# Extracted data

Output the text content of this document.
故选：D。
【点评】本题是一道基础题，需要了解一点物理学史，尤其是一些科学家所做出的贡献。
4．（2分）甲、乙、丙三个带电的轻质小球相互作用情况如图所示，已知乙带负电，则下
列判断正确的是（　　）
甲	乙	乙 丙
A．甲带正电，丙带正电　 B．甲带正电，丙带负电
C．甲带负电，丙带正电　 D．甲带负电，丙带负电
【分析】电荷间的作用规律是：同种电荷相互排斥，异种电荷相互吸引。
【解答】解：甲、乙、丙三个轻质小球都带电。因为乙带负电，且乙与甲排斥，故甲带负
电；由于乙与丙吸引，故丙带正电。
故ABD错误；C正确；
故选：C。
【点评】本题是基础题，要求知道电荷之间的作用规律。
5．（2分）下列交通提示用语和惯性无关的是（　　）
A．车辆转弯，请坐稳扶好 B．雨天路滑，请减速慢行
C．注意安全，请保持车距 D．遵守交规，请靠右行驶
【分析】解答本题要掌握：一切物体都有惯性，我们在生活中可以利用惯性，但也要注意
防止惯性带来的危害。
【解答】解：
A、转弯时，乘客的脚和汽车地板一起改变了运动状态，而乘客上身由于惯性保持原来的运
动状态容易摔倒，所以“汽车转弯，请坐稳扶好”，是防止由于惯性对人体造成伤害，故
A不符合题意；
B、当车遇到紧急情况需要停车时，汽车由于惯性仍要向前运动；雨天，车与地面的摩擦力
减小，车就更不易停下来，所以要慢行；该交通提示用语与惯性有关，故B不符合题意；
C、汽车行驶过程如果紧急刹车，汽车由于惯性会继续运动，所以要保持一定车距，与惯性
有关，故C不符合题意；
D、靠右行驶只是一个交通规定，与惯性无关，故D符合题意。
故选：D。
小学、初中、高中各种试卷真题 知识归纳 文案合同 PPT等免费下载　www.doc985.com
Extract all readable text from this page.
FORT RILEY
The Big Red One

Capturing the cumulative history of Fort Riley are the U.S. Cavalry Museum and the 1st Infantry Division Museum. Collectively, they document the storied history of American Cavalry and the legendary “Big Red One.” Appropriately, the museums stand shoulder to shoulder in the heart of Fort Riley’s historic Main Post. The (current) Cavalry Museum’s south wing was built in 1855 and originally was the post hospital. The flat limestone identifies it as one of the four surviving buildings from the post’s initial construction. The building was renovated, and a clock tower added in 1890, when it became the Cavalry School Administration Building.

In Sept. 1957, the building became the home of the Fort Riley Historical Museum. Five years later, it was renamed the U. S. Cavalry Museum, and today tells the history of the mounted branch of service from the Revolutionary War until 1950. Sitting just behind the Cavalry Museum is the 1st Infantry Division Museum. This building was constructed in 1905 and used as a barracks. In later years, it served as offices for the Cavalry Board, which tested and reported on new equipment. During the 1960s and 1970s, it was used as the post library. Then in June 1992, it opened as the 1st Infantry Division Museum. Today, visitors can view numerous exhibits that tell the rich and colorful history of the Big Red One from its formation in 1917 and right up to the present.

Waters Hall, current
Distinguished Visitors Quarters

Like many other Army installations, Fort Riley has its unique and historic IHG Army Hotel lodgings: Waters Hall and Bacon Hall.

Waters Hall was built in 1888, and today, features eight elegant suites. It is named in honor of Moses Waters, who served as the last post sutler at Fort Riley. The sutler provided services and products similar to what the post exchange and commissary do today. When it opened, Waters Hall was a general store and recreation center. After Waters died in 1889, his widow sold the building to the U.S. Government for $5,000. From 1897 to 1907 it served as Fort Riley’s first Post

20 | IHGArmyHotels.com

# Job
Only the number is needed: state how many lines in the listing contain "text".

# The completed task
2